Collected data
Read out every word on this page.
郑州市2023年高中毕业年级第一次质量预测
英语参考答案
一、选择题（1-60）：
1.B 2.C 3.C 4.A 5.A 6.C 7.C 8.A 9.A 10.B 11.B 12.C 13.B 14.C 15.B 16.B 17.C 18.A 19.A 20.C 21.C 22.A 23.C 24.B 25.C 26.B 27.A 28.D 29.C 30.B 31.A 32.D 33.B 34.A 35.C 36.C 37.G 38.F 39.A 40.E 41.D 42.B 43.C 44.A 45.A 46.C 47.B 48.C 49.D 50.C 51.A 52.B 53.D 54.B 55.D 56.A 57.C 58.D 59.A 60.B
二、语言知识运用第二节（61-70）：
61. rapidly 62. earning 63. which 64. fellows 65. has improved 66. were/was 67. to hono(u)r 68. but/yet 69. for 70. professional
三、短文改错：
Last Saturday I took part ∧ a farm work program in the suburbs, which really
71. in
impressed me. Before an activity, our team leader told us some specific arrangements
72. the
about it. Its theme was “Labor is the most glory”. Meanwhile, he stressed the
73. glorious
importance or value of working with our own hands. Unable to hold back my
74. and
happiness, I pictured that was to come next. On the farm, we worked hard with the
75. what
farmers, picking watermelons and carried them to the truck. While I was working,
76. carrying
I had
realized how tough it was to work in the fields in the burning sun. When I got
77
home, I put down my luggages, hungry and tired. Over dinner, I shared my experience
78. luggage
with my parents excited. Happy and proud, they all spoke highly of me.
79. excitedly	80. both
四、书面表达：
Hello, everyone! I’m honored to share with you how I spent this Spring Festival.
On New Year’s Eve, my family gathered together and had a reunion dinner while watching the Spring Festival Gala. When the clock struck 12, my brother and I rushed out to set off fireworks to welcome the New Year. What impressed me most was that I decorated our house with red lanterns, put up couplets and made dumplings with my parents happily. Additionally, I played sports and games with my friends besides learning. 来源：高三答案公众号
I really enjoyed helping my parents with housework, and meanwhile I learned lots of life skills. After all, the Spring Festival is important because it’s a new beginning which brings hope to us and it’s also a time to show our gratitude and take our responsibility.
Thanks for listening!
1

§ Directive
Using the records given above, list every line that includes the word "working".

§ Response below
importance or value of working with our own hands. Unable to hold back my
farmers, picking watermelons and carried them to the truck. While I was working,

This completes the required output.